AIM: Report each line of the data that has "title" somewhere in it.

RECORDS SHOWN:

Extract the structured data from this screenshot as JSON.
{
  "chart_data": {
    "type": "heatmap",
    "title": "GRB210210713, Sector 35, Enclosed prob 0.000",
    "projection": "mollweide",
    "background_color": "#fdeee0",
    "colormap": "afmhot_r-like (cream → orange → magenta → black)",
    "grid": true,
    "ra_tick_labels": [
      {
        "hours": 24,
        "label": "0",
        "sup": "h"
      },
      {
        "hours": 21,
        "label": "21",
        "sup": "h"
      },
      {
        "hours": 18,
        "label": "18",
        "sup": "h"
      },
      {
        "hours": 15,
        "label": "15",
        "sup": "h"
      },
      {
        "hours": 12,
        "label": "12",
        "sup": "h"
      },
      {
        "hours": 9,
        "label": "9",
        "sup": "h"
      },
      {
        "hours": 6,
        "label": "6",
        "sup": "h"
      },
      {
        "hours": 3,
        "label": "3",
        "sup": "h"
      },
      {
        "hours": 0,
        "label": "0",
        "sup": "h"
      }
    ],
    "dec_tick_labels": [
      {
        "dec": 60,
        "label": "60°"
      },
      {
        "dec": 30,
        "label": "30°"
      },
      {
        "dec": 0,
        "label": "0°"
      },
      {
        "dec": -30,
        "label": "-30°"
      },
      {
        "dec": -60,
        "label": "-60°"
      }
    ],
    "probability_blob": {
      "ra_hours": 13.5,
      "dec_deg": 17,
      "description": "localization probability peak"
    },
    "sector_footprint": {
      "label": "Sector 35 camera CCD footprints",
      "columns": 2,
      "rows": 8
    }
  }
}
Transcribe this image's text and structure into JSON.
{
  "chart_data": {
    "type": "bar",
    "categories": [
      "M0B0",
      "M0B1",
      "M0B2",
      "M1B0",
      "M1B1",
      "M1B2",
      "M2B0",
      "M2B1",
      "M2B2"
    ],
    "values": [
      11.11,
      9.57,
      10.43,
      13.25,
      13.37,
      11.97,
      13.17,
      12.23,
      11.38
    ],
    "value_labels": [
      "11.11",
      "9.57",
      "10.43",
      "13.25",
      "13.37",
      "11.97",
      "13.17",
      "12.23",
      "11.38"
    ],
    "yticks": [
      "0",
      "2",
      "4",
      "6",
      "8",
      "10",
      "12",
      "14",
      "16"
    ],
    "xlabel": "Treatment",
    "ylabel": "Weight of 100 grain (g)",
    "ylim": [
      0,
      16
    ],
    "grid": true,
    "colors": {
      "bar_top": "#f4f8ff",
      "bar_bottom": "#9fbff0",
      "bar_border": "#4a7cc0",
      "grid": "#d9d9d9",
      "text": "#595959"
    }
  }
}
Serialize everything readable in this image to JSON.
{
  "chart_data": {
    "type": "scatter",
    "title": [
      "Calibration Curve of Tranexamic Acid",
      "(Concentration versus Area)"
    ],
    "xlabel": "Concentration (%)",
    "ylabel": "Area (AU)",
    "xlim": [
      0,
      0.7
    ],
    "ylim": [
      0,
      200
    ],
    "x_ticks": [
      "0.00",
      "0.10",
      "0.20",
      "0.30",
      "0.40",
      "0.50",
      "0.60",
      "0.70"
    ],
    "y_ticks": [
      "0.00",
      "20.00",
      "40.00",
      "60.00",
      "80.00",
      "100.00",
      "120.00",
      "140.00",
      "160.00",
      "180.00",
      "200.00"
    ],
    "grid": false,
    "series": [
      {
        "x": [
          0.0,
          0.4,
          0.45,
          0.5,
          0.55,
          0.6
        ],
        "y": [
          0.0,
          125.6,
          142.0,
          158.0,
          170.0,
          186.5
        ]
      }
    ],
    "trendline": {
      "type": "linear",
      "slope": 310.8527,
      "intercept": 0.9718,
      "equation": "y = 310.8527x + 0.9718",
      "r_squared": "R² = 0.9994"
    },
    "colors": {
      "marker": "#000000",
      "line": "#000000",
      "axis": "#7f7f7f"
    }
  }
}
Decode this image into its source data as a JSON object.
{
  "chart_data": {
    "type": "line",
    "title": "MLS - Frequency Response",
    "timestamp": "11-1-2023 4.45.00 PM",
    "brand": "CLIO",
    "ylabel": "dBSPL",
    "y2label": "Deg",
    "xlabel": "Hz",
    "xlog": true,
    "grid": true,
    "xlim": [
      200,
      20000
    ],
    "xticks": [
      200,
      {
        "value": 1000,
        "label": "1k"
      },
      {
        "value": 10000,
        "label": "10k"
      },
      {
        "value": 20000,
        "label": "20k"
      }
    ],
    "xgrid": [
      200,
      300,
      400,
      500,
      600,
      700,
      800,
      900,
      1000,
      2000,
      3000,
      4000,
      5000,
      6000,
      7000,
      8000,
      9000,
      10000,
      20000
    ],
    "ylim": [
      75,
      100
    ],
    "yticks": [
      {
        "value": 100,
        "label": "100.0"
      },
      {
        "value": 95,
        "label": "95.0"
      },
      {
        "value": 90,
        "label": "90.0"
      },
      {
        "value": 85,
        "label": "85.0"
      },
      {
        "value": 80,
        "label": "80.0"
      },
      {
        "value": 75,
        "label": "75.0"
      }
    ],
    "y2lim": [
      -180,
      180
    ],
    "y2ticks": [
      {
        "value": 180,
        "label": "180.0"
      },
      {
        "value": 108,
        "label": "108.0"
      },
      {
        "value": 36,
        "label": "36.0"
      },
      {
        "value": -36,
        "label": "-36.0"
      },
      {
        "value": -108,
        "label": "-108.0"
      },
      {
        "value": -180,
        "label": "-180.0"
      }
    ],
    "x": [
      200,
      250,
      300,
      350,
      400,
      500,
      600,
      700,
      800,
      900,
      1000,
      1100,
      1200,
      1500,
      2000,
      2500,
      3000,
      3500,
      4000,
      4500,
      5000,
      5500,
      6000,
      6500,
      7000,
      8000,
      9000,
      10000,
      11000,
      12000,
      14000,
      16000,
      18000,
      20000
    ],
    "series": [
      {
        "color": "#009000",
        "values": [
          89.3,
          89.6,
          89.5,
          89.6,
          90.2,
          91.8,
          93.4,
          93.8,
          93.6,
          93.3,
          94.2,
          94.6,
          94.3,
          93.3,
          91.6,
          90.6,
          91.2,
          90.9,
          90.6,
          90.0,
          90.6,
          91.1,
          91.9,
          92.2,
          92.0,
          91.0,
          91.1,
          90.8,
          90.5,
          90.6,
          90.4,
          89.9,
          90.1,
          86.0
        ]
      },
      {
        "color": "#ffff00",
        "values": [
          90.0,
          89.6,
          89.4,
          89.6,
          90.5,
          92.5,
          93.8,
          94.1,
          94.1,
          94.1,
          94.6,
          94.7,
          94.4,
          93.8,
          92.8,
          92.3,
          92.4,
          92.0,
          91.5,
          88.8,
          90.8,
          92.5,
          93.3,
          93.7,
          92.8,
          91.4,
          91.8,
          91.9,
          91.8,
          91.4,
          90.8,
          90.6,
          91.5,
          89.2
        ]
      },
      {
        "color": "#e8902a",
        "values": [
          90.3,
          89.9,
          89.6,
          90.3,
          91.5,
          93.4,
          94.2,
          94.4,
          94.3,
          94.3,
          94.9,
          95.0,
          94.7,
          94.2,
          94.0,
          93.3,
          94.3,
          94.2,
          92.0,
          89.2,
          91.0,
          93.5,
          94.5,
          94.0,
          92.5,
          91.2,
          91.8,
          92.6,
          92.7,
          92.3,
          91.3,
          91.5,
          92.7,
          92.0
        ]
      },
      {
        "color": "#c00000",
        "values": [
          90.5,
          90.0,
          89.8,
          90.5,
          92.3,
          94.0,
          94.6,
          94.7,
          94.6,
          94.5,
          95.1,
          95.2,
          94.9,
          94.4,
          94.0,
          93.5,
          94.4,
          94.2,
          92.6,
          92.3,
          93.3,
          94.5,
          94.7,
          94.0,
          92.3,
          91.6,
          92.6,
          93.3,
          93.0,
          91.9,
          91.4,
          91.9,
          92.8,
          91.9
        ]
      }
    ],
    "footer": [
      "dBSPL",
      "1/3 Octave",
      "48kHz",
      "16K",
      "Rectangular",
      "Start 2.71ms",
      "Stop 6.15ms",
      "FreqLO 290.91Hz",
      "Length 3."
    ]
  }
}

TASK ANSWER:
    "title": "GRB210210713, Sector 35, Enclosed prob 0.000",
    "title": [
    "title": "MLS - Frequency Response",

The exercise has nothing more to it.